Problem details
Show only lines that include "trained".

Data provided
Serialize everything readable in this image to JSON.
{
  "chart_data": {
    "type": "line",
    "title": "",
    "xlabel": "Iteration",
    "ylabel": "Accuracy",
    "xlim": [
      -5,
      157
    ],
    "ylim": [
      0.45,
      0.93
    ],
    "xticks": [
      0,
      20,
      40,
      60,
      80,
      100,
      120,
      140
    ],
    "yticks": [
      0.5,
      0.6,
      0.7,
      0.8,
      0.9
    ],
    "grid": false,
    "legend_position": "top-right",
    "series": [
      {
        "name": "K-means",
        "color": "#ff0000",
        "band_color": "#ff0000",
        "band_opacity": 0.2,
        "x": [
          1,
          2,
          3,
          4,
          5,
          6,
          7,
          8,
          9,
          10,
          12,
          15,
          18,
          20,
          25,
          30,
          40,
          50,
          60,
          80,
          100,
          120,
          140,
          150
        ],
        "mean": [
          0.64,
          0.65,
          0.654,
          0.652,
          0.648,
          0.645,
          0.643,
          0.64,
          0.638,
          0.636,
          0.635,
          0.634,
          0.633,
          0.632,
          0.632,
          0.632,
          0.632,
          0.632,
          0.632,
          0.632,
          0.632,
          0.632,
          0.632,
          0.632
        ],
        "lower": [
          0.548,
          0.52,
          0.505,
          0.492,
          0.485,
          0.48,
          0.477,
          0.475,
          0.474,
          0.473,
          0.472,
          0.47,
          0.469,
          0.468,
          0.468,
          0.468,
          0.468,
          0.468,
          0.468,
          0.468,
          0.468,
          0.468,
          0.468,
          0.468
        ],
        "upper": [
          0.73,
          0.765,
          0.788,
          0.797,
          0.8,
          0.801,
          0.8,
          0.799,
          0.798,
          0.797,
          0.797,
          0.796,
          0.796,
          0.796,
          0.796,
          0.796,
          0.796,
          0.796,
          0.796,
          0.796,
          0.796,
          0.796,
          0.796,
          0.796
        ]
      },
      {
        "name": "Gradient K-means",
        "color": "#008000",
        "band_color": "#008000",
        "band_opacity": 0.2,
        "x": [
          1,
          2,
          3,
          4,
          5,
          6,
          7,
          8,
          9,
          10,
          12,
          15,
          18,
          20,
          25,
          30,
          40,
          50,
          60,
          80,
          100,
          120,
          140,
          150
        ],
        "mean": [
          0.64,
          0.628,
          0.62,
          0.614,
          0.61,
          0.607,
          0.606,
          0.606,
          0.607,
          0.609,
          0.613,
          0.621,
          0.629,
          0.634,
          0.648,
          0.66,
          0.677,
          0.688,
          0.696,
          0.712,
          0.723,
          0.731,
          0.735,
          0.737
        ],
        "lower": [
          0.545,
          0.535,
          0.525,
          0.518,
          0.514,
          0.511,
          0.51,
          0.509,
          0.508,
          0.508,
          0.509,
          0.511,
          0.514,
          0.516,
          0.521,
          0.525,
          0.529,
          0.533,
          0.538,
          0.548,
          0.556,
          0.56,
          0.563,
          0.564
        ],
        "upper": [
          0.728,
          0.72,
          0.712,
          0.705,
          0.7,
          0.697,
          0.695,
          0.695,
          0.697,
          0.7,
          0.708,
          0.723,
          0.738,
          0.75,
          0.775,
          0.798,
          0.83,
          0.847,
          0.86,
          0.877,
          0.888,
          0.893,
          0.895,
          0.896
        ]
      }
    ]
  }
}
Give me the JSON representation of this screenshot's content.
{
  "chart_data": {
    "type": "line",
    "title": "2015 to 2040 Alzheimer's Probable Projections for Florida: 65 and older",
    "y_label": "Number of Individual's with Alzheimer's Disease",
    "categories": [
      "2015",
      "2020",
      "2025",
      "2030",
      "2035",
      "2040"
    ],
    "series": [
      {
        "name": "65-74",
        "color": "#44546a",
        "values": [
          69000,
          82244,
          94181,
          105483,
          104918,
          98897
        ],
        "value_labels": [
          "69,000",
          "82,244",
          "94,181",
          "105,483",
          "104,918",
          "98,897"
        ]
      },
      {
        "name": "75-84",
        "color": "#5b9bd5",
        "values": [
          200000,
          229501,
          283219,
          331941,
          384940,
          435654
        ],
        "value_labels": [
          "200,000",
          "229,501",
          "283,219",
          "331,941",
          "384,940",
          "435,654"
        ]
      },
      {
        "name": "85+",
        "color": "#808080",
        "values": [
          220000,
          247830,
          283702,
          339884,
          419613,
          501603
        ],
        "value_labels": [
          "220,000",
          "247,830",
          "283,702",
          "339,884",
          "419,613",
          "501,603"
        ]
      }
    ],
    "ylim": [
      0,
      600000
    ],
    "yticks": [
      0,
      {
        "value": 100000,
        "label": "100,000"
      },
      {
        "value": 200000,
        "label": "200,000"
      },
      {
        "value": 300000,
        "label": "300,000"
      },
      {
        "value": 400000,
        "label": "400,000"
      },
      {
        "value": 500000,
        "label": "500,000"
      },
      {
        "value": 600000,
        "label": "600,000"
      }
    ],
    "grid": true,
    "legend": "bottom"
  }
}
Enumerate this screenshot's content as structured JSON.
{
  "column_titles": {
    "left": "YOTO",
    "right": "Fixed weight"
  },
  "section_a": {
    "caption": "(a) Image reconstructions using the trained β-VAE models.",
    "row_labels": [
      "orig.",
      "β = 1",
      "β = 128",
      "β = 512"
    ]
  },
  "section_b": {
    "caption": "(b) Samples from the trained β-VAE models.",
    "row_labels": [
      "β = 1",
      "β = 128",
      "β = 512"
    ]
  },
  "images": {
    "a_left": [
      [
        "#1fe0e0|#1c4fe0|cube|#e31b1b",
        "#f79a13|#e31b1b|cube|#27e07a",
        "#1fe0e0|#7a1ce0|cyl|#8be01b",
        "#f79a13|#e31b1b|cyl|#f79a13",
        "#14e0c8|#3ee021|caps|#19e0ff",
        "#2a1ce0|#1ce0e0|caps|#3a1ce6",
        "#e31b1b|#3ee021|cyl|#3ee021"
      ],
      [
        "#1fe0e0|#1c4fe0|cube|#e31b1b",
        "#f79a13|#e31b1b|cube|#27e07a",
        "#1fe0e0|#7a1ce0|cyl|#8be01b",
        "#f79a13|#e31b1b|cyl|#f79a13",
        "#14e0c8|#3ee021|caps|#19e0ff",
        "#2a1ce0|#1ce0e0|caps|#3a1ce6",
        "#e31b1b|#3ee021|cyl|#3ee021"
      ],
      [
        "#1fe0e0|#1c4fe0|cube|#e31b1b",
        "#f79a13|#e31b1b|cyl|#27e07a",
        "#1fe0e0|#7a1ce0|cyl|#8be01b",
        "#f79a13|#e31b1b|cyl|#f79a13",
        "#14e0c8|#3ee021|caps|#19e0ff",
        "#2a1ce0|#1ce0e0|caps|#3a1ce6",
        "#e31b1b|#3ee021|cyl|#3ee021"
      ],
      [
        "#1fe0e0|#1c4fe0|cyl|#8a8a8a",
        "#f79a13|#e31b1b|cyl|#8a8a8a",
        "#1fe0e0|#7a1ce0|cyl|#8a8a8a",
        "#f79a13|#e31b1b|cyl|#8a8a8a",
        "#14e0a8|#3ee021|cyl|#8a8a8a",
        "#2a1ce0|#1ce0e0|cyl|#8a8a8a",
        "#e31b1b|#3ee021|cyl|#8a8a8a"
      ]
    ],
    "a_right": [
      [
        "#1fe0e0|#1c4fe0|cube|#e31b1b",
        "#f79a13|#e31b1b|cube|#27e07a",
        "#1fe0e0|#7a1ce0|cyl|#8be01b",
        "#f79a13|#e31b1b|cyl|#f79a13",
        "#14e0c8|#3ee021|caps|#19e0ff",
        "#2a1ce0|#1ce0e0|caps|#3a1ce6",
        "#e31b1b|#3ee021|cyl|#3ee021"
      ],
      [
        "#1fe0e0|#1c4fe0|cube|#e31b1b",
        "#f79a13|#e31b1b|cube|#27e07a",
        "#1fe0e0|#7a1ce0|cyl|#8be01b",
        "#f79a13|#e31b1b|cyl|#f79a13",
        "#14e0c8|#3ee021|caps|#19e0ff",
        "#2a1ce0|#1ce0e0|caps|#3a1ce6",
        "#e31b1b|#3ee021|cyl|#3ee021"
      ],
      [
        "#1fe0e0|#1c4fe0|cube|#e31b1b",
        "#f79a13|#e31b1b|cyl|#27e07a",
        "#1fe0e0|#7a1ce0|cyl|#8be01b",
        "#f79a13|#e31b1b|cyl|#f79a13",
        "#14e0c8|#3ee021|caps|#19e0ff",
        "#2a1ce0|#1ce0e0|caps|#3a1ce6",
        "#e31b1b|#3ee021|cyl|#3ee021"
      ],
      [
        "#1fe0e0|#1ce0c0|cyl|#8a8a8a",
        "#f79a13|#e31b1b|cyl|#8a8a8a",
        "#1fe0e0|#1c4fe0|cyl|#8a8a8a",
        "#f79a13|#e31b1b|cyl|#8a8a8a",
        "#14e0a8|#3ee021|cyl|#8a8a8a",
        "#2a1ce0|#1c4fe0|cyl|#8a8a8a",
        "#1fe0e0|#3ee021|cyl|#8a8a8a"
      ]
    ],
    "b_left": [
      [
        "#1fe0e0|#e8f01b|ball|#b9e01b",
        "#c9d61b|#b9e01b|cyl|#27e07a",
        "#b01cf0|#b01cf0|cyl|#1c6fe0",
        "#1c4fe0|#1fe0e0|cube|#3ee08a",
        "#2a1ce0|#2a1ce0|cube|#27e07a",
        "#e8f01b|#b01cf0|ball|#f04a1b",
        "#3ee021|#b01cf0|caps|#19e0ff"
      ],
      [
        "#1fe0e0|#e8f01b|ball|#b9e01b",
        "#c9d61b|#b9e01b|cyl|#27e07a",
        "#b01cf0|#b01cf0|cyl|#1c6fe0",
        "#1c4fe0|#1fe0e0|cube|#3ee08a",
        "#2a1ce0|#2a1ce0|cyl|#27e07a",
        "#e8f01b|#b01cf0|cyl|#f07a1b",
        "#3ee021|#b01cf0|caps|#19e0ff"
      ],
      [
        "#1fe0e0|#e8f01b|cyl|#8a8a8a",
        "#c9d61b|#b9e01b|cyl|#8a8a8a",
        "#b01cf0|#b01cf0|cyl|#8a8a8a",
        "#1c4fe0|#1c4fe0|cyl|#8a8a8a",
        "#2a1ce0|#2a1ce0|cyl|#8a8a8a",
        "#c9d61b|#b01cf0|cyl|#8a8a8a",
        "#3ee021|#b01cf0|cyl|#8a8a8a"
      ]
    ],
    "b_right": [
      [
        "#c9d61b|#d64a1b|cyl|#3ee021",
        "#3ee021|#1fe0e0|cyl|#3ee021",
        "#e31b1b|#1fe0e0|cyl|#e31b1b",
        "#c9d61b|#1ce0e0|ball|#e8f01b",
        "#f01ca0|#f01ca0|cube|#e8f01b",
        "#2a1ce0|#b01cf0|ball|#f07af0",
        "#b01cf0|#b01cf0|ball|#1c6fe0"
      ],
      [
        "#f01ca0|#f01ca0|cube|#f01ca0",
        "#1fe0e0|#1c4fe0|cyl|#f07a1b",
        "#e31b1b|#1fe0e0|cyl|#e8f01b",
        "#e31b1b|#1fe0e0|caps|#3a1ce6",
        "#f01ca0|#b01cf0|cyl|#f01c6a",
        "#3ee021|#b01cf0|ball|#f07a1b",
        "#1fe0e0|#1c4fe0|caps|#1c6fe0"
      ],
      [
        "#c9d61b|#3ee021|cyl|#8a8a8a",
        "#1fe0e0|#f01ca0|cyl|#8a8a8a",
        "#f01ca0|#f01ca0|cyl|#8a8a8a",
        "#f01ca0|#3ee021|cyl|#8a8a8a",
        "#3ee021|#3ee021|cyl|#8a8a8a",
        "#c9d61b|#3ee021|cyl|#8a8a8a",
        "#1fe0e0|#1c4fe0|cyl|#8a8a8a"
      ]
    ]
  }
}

Written response
    "caption": "(a) Image reconstructions using the trained β-VAE models.",
    "caption": "(b) Samples from the trained β-VAE models.",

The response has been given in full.